[Figure record listings]
+---+

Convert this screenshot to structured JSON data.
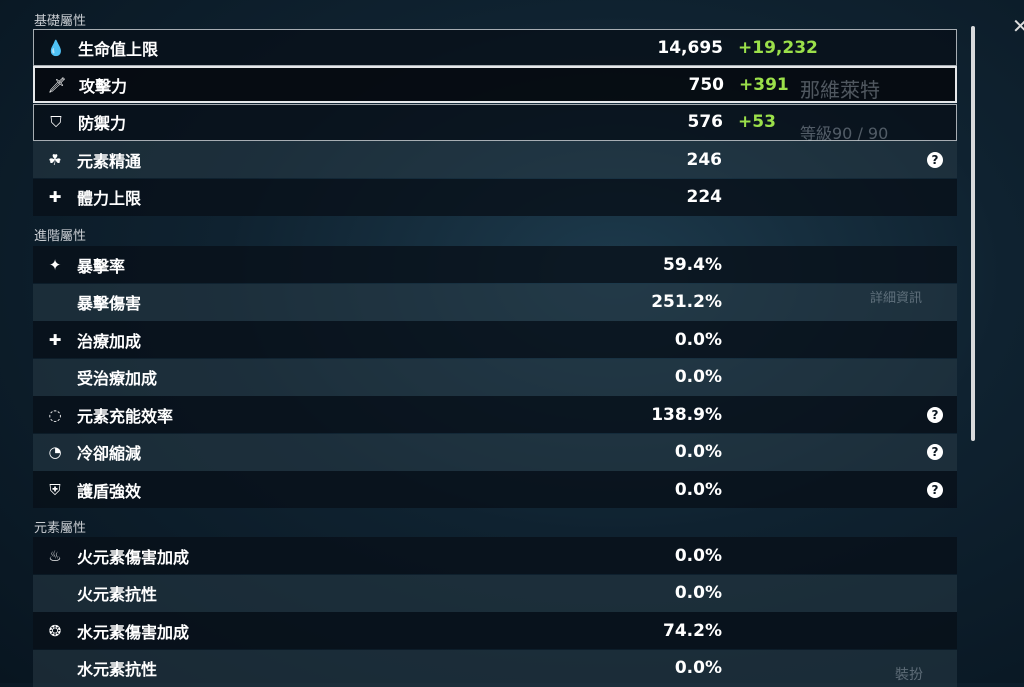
{
  "sections": {
    "basic": "基礎屬性",
    "advanced": "進階屬性",
    "element": "元素屬性"
  },
  "basic": [
    {
      "icon": "hp-droplet-icon",
      "glyph": "💧",
      "label": "生命值上限",
      "value": "14,695",
      "bonus": "+19,232"
    },
    {
      "icon": "sword-icon",
      "glyph": "🗡",
      "label": "攻擊力",
      "value": "750",
      "bonus": "+391"
    },
    {
      "icon": "shield-icon",
      "glyph": "⛉",
      "label": "防禦力",
      "value": "576",
      "bonus": "+53"
    },
    {
      "icon": "elemental-mastery-icon",
      "glyph": "☘",
      "label": "元素精通",
      "value": "246",
      "bonus": "",
      "help": true
    },
    {
      "icon": "stamina-icon",
      "glyph": "✚",
      "label": "體力上限",
      "value": "224",
      "bonus": ""
    }
  ],
  "advanced": [
    {
      "icon": "crit-rate-icon",
      "glyph": "✦",
      "label": "暴擊率",
      "value": "59.4%"
    },
    {
      "icon": "",
      "glyph": "",
      "label": "暴擊傷害",
      "value": "251.2%"
    },
    {
      "icon": "healing-cross-icon",
      "glyph": "✚",
      "label": "治療加成",
      "value": "0.0%"
    },
    {
      "icon": "",
      "glyph": "",
      "label": "受治療加成",
      "value": "0.0%"
    },
    {
      "icon": "energy-recharge-icon",
      "glyph": "◌",
      "label": "元素充能效率",
      "value": "138.9%",
      "help": true
    },
    {
      "icon": "cooldown-icon",
      "glyph": "◔",
      "label": "冷卻縮減",
      "value": "0.0%",
      "help": true
    },
    {
      "icon": "shield-strength-icon",
      "glyph": "⛨",
      "label": "護盾強效",
      "value": "0.0%",
      "help": true
    }
  ],
  "element": [
    {
      "icon": "pyro-icon",
      "glyph": "♨",
      "label": "火元素傷害加成",
      "value": "0.0%"
    },
    {
      "icon": "",
      "glyph": "",
      "label": "火元素抗性",
      "value": "0.0%"
    },
    {
      "icon": "hydro-icon",
      "glyph": "❂",
      "label": "水元素傷害加成",
      "value": "74.2%"
    },
    {
      "icon": "",
      "glyph": "",
      "label": "水元素抗性",
      "value": "0.0%"
    }
  ],
  "help_glyph": "?",
  "close_glyph": "✕",
  "background": {
    "name": "那維萊特",
    "level": "等級90 / 90",
    "details_button": "詳細資訊",
    "equip_button": "裝扮"
  }
}
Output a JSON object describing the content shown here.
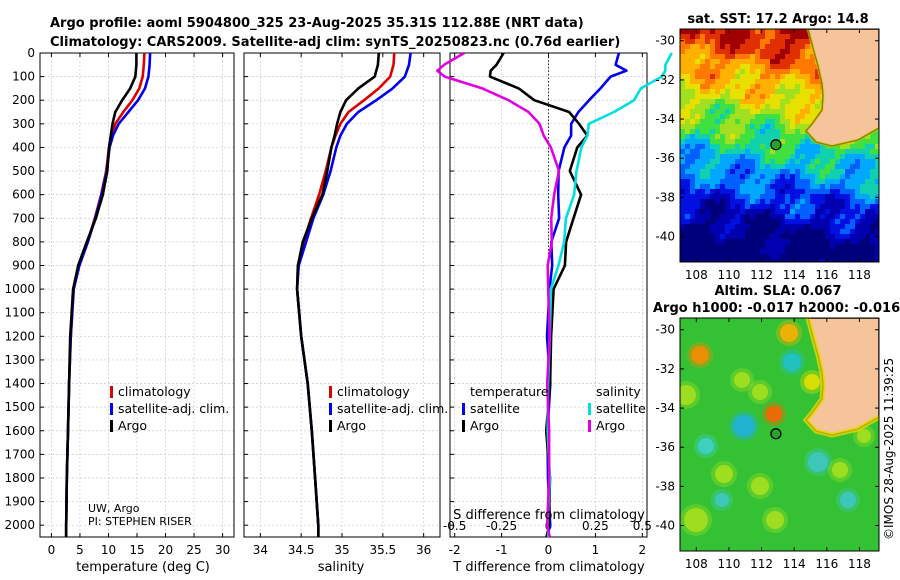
{
  "title_line1": "Argo profile: aoml 5904800_325 23-Aug-2025 35.31S 112.88E (NRT data)",
  "title_line2": "Climatology: CARS2009. Satellite-adj clim: synTS_20250823.nc (0.76d earlier)",
  "credit_line1": "UW, Argo",
  "credit_line2": "PI: STEPHEN RISER",
  "stamp": "©IMOS 28-Aug-2025 11:39:25",
  "colors": {
    "climatology": "#dd0000",
    "satellite": "#0000ee",
    "argo": "#000000",
    "sat_salinity": "#00e0e0",
    "argo_salinity": "#e000e0",
    "land": "#f6c49a"
  },
  "legend": {
    "climatology": "climatology",
    "satellite": "satellite-adj. clim.",
    "argo": "Argo"
  },
  "diff_legend": {
    "temp_header": "temperature",
    "sal_header": "salinity",
    "satellite": "satellite",
    "argo": "Argo"
  },
  "map_sst": {
    "title": "sat. SST: 17.2 Argo: 14.8",
    "lon_ticks": [
      "108",
      "110",
      "112",
      "114",
      "116",
      "118"
    ],
    "lat_ticks": [
      "-30",
      "-32",
      "-34",
      "-36",
      "-38",
      "-40"
    ],
    "float_lon": 112.88,
    "float_lat": -35.31
  },
  "map_sla": {
    "title1": "Altim. SLA: 0.067",
    "title2": "Argo h1000: -0.017 h2000: -0.016",
    "lon_ticks": [
      "108",
      "110",
      "112",
      "114",
      "116",
      "118"
    ],
    "lat_ticks": [
      "-30",
      "-32",
      "-34",
      "-36",
      "-38",
      "-40"
    ],
    "float_lon": 112.88,
    "float_lat": -35.31
  },
  "chart_data": [
    {
      "type": "line",
      "name": "temperature",
      "xlabel": "temperature (deg C)",
      "ylabel": "depth",
      "xlim": [
        -2,
        32
      ],
      "ylim": [
        0,
        2050
      ],
      "xticks": [
        0,
        5,
        10,
        15,
        20,
        25,
        30
      ],
      "yticks": [
        0,
        100,
        200,
        300,
        400,
        500,
        600,
        700,
        800,
        900,
        1000,
        1100,
        1200,
        1300,
        1400,
        1500,
        1600,
        1700,
        1800,
        1900,
        2000
      ],
      "depth": [
        0,
        50,
        100,
        150,
        200,
        250,
        300,
        350,
        400,
        500,
        600,
        700,
        800,
        900,
        1000,
        1200,
        1400,
        1600,
        1800,
        2000,
        2050
      ],
      "series": [
        {
          "name": "climatology",
          "values": [
            16.3,
            16.2,
            16.0,
            15.4,
            14.2,
            12.6,
            11.2,
            10.5,
            10.1,
            9.6,
            8.7,
            7.6,
            6.3,
            4.8,
            3.9,
            3.4,
            3.1,
            2.9,
            2.7,
            2.6,
            2.6
          ]
        },
        {
          "name": "satellite-adj. clim.",
          "values": [
            17.3,
            17.2,
            17.0,
            16.4,
            15.2,
            13.5,
            11.8,
            10.8,
            10.2,
            9.7,
            8.8,
            7.7,
            6.4,
            4.9,
            3.9,
            3.4,
            3.1,
            2.9,
            2.7,
            2.6,
            2.6
          ]
        },
        {
          "name": "Argo",
          "values": [
            14.9,
            14.9,
            14.7,
            13.8,
            12.4,
            11.2,
            10.7,
            10.4,
            10.1,
            9.8,
            9.0,
            7.8,
            6.2,
            4.7,
            3.8,
            3.3,
            3.1,
            2.9,
            2.7,
            2.6,
            2.6
          ]
        }
      ]
    },
    {
      "type": "line",
      "name": "salinity",
      "xlabel": "salinity",
      "ylabel": "depth",
      "xlim": [
        33.8,
        36.2
      ],
      "ylim": [
        0,
        2050
      ],
      "xticks": [
        34,
        34.5,
        35,
        35.5,
        36
      ],
      "depth": [
        0,
        50,
        100,
        150,
        200,
        250,
        300,
        350,
        400,
        500,
        600,
        700,
        800,
        900,
        1000,
        1200,
        1400,
        1600,
        1800,
        2000,
        2050
      ],
      "series": [
        {
          "name": "climatology",
          "values": [
            35.64,
            35.63,
            35.59,
            35.45,
            35.27,
            35.08,
            34.98,
            34.92,
            34.87,
            34.8,
            34.72,
            34.62,
            34.53,
            34.46,
            34.45,
            34.5,
            34.58,
            34.63,
            34.67,
            34.71,
            34.71
          ]
        },
        {
          "name": "satellite-adj. clim.",
          "values": [
            35.84,
            35.82,
            35.77,
            35.62,
            35.42,
            35.2,
            35.06,
            34.98,
            34.93,
            34.86,
            34.77,
            34.65,
            34.56,
            34.47,
            34.45,
            34.5,
            34.58,
            34.63,
            34.67,
            34.71,
            34.71
          ]
        },
        {
          "name": "Argo",
          "values": [
            35.45,
            35.44,
            35.4,
            35.2,
            35.05,
            34.98,
            34.94,
            34.91,
            34.87,
            34.82,
            34.76,
            34.63,
            34.52,
            34.46,
            34.45,
            34.5,
            34.58,
            34.63,
            34.67,
            34.71,
            34.71
          ]
        }
      ]
    },
    {
      "type": "line",
      "name": "differences",
      "xlabel": "T difference from climatology",
      "xlabel2": "S difference from climatology",
      "xlim": [
        -2.1,
        2.1
      ],
      "ylim": [
        0,
        2050
      ],
      "xticks": [
        -2,
        -1,
        0,
        1,
        2
      ],
      "xticks2": [
        -0.5,
        -0.25,
        0,
        0.25,
        0.5
      ],
      "depth": [
        0,
        50,
        75,
        100,
        150,
        200,
        250,
        300,
        350,
        400,
        500,
        600,
        700,
        800,
        900,
        1000,
        1200,
        1400,
        1600,
        1800,
        2000,
        2050
      ],
      "series": [
        {
          "name": "temperature satellite",
          "values": [
            1.5,
            1.4,
            1.7,
            1.3,
            1.1,
            0.9,
            0.6,
            0.5,
            0.5,
            0.3,
            0.25,
            0.2,
            0.2,
            0.1,
            0.05,
            0.02,
            0.0,
            0.0,
            0.0,
            0.0,
            0.0,
            0.0
          ]
        },
        {
          "name": "temperature Argo",
          "values": [
            -1.0,
            -1.1,
            -1.2,
            -1.3,
            -0.6,
            -0.3,
            0.4,
            0.7,
            0.8,
            0.6,
            0.5,
            0.65,
            0.55,
            0.4,
            0.3,
            0.15,
            0.05,
            0.0,
            0.0,
            0.0,
            0.0,
            0.0
          ]
        },
        {
          "name": "salinity satellite",
          "values": [
            0.65,
            0.63,
            0.62,
            0.6,
            0.5,
            0.45,
            0.35,
            0.22,
            0.2,
            0.18,
            0.15,
            0.13,
            0.1,
            0.08,
            0.05,
            0.02,
            0.0,
            0.0,
            0.0,
            0.0,
            0.0,
            0.0
          ]
        },
        {
          "name": "salinity Argo",
          "values": [
            -0.45,
            -0.55,
            -0.6,
            -0.55,
            -0.35,
            -0.22,
            -0.1,
            -0.05,
            -0.03,
            0.02,
            0.05,
            0.03,
            0.02,
            0.01,
            0.0,
            0.0,
            0.0,
            0.0,
            0.0,
            0.0,
            0.0,
            0.0
          ]
        }
      ]
    }
  ]
}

+---+

What is required —
Make a list of all lines in the data that contain "from".

The completed task —
      "xlabel": "T difference from climatology",
      "xlabel2": "S difference from climatology",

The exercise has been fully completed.